Text under study |
---+---

Note: This is a test, not an actual blog

Patterns age differently. Some feel clever and become burdens. Others are boring by design and stay readable for years. Here are the ones that compound positively.

Option Objects for Function Arguments

Functions with multiple arguments are fragile. Callers must remember the order. Adding a new argument is a breaking change.

// Fragile — order matters, booleans are opaque
function createServer(host, port, keepAlive, timeout) {}
createServer('localhost', 3000, true, 5000);

// Better — self-documenting, order-independent, easily extensible
function createServer({ host = 'localhost', port = 3000, keepAlive = true, timeout = 5000 } = {}) {}
createServer({ port = 8080, timeout = 10000 });

Destructuring with defaults makes the signature both self-documenting and forward-compatible.

Result Types over Exceptions

Exceptions are control flow that doesn’t appear in a function’s signature. A function that throws is a surprise — the caller must read the source or documentation to know it can fail.

---+---

Data provided |
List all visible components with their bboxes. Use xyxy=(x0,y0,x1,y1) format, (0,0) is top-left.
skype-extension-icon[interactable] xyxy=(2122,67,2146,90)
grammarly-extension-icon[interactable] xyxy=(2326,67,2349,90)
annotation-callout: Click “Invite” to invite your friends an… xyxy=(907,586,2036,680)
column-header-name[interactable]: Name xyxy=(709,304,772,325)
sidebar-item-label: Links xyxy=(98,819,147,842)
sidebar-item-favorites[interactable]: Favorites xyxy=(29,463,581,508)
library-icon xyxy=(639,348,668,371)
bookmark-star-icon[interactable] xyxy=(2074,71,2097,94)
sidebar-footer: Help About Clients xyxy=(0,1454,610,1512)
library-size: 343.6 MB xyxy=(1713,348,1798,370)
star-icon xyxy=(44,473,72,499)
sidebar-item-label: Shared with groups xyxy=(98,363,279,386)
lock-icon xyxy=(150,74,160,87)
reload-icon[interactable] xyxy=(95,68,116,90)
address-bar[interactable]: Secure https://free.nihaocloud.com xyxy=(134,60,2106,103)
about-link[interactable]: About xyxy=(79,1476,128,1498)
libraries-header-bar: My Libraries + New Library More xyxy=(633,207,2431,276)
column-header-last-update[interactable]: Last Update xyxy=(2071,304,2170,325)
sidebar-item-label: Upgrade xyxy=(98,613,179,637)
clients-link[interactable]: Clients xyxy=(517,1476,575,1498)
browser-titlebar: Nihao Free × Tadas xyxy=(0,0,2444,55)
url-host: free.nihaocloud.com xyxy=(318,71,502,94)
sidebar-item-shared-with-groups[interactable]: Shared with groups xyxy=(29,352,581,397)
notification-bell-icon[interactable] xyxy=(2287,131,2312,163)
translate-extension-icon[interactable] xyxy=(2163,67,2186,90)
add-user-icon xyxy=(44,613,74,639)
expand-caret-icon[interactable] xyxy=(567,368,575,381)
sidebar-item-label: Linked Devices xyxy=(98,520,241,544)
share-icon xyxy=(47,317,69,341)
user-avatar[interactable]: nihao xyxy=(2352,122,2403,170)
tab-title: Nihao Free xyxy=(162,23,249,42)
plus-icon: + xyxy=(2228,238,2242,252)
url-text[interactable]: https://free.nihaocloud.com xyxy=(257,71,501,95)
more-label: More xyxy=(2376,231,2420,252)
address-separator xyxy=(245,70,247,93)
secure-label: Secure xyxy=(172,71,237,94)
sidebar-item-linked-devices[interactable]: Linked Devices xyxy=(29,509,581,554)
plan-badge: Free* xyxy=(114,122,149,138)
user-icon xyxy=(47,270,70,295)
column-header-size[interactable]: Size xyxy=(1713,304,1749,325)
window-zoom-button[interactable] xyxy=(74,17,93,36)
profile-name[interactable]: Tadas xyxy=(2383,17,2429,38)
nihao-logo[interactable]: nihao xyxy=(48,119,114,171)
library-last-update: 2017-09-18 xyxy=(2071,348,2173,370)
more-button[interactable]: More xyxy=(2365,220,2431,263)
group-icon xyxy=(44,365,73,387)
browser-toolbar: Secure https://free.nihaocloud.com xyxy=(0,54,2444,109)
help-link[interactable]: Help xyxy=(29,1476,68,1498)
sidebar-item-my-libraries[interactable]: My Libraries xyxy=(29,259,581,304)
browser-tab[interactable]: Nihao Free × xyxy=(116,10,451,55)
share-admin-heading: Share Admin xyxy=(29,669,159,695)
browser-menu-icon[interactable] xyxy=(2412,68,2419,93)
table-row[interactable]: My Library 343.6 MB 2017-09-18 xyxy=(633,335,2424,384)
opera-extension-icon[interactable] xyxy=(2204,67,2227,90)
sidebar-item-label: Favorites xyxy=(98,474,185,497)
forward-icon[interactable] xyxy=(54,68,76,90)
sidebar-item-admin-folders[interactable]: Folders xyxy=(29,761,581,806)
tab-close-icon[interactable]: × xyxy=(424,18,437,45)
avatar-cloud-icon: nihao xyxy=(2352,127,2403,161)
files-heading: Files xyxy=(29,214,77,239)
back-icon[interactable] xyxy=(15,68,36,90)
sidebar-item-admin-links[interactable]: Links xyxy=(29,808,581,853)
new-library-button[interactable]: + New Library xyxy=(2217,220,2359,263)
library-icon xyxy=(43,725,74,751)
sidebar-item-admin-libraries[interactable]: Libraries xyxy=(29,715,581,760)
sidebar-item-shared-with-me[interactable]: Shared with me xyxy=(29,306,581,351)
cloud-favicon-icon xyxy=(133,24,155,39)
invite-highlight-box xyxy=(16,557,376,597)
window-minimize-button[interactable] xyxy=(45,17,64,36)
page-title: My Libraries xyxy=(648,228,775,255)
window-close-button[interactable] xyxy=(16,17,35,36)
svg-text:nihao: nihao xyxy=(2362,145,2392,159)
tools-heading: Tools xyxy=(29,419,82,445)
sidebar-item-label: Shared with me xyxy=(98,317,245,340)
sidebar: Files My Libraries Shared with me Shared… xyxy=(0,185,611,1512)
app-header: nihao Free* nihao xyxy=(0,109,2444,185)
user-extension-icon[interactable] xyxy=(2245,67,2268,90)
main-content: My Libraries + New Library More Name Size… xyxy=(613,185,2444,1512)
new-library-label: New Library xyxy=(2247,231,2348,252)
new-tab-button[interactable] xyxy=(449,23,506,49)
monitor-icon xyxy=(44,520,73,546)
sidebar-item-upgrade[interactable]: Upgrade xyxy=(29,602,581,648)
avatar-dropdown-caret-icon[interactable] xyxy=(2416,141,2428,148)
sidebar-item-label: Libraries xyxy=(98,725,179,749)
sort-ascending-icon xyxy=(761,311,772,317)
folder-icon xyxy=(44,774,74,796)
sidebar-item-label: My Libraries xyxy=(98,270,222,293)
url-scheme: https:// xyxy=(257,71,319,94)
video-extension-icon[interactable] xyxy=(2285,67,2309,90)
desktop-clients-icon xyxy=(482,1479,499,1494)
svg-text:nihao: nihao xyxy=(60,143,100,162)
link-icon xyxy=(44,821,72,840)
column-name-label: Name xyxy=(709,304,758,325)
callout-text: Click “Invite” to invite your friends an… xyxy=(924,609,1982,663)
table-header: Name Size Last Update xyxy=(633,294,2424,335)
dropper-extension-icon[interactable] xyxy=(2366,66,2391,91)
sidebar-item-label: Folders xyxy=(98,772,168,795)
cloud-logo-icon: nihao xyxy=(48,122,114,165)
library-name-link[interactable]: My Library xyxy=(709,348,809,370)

---+---

Task brief | According to the text on coding patterns, what happens when a new argument is added to a function with multiple arguments? The items come from a separate source, unrelated to the text on coding patterns.

Result below | Adding a new argument is a breaking change.